### [SET TASK]
Revise the listing starting at its first line and ending at the line containing "logo-subtitle: working high-school", replacing "interactable" with "clickable" and leaving everything else as it is. Return only those lines.

### [Part of a data file]

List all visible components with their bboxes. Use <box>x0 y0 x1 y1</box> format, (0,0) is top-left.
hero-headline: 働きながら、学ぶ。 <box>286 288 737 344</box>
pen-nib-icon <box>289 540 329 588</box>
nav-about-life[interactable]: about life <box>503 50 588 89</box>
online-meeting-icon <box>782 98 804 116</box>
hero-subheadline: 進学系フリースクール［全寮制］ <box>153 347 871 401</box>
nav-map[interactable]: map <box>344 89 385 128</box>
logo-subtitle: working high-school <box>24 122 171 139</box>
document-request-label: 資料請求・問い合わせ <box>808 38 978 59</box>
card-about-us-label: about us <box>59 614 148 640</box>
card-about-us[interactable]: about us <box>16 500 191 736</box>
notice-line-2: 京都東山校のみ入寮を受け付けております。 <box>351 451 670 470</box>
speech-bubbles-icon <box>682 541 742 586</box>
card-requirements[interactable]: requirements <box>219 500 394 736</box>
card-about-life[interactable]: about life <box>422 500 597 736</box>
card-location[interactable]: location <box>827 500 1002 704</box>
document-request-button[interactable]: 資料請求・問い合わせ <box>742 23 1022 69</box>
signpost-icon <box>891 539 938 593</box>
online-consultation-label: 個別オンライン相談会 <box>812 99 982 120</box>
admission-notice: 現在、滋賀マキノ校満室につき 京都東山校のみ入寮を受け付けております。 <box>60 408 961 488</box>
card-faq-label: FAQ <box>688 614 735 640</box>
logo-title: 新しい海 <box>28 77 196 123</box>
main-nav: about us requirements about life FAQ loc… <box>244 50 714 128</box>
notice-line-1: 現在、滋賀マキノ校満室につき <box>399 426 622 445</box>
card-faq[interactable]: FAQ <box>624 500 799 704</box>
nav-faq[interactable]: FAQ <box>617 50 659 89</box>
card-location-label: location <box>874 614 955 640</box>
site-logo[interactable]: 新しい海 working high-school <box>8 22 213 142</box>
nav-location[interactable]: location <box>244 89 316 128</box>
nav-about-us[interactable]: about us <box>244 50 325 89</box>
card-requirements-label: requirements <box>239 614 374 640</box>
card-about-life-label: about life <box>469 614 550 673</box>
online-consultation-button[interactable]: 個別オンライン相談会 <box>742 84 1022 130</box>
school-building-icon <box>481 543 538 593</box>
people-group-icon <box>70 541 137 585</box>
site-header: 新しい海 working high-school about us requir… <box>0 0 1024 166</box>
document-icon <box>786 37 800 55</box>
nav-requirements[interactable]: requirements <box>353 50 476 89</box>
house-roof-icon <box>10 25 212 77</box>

### [ANSWER TO THIS TASK]
List all visible components with their bboxes. Use <box>x0 y0 x1 y1</box> format, (0,0) is top-left.
hero-headline: 働きながら、学ぶ。 <box>286 288 737 344</box>
pen-nib-icon <box>289 540 329 588</box>
nav-about-life[clickable]: about life <box>503 50 588 89</box>
online-meeting-icon <box>782 98 804 116</box>
hero-subheadline: 進学系フリースクール［全寮制］ <box>153 347 871 401</box>
nav-map[clickable]: map <box>344 89 385 128</box>
logo-subtitle: working high-school <box>24 122 171 139</box>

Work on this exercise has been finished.